§ **Task brief**: Render the listing below as a numbered list, from its first line up to and including the line with "event-mark [1377,314,1382,332]", and leave out any blank lines.

═════ Material provided ═════

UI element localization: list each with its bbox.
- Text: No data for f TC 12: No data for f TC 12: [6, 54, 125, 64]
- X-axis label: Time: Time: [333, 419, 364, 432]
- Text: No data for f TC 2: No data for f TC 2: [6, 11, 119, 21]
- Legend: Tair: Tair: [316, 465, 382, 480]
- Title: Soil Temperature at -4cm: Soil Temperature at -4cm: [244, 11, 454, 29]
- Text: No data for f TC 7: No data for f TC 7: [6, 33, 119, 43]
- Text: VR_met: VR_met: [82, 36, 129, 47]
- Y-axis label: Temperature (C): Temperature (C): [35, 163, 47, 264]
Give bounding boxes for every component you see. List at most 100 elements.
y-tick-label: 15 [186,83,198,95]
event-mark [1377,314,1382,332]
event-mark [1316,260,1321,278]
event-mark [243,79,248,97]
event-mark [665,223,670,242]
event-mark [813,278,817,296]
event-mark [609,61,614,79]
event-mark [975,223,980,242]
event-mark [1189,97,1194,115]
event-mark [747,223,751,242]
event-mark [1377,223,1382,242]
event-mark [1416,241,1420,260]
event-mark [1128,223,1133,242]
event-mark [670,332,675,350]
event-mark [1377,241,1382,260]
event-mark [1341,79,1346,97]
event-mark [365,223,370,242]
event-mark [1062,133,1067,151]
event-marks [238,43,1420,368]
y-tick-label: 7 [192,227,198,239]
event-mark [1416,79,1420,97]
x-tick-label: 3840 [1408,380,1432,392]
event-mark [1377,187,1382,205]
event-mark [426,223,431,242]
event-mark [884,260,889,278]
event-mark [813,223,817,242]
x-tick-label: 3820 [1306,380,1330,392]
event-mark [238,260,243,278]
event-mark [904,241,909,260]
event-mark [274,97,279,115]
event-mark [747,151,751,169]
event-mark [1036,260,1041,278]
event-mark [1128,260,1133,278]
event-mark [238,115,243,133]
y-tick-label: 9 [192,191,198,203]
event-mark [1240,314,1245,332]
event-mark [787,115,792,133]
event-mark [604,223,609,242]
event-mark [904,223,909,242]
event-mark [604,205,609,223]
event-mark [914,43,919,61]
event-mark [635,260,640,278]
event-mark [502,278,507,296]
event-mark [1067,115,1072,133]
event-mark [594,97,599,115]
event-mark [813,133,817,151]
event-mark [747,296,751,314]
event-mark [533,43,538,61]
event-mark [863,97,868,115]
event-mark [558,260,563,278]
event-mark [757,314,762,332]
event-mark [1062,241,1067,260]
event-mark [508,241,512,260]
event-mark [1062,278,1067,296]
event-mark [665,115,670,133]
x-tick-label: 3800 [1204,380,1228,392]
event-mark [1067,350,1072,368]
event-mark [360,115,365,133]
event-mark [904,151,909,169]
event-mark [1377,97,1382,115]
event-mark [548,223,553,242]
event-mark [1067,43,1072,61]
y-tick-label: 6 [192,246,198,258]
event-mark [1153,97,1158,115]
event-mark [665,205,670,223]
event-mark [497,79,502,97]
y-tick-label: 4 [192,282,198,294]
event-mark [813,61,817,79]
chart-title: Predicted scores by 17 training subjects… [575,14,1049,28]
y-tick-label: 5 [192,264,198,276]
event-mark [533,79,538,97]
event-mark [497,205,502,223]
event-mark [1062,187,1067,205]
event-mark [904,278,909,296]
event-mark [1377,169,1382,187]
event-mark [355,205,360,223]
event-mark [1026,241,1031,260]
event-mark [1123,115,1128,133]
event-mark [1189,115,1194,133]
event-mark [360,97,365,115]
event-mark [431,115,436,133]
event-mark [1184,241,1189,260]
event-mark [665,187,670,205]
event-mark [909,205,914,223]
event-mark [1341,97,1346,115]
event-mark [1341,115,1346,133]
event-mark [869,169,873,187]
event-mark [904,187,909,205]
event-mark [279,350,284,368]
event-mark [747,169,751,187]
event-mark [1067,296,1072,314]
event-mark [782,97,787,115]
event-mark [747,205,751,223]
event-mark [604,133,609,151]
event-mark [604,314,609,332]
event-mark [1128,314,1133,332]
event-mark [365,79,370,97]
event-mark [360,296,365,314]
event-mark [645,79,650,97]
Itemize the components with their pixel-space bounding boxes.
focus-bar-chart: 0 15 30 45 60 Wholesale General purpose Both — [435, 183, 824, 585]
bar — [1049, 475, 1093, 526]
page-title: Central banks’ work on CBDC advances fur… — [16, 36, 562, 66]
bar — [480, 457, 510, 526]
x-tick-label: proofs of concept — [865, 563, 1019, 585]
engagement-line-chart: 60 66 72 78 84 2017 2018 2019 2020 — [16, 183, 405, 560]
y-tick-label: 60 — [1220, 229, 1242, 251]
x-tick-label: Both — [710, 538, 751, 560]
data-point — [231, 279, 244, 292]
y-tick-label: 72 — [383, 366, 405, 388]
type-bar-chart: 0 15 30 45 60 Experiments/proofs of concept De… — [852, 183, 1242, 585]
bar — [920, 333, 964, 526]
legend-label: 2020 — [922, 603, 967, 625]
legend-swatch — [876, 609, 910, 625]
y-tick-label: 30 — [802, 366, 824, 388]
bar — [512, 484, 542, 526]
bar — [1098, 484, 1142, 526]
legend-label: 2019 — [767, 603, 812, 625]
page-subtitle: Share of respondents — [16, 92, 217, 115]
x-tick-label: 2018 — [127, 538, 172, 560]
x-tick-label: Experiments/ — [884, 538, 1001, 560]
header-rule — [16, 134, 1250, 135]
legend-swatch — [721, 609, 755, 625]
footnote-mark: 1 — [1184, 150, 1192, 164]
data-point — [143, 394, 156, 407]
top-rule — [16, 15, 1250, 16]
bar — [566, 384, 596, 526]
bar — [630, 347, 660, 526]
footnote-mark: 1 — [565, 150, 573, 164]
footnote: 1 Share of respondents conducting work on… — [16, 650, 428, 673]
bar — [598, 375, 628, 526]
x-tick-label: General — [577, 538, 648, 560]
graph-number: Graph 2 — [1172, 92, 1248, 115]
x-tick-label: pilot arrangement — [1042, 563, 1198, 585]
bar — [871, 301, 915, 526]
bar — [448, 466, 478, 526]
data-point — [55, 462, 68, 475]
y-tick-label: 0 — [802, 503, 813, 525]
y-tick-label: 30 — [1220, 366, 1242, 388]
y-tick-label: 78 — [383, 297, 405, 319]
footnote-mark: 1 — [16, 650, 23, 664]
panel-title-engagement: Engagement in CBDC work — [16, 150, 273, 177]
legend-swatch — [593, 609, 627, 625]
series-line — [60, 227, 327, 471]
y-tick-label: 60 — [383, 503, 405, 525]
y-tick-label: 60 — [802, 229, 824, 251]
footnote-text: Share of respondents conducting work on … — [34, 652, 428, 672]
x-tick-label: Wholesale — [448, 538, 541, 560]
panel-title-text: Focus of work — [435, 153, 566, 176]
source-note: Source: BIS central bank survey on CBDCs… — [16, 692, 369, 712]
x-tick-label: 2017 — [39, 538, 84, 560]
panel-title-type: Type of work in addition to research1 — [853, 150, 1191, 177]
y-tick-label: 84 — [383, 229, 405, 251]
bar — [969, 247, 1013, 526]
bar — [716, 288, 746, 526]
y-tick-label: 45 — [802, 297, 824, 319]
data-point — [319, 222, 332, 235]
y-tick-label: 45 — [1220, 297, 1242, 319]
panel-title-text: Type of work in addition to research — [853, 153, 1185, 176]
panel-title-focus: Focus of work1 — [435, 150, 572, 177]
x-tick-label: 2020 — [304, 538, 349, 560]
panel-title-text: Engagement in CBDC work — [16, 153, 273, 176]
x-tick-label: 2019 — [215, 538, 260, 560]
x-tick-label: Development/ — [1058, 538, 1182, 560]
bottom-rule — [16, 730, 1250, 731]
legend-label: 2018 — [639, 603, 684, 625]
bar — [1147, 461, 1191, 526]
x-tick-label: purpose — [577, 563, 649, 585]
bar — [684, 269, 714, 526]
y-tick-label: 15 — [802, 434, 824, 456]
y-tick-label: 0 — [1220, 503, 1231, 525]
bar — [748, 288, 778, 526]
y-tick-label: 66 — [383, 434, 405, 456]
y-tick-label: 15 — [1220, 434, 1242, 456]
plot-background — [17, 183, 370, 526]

═════

§ **Exercise solution**:
1. UI element localization: list each with its bbox.
2. - Text: No data for f TC 12: No data for f TC 12: [6, 54, 125, 64]
3. - X-axis label: Time: Time: [333, 419, 364, 432]
4. - Text: No data for f TC 2: No data for f TC 2: [6, 11, 119, 21]
5. - Legend: Tair: Tair: [316, 465, 382, 480]
6. - Title: Soil Temperature at -4cm: Soil Temperature at -4cm: [244, 11, 454, 29]
7. - Text: No data for f TC 7: No data for f TC 7: [6, 33, 119, 43]
8. - Text: VR_met: VR_met: [82, 36, 129, 47]
9. - Y-axis label: Temperature (C): Temperature (C): [35, 163, 47, 264]
10. Give bounding boxes for every component you see. List at most 100 elements.
11. y-tick-label: 15 [186,83,198,95]
12. event-mark [1377,314,1382,332]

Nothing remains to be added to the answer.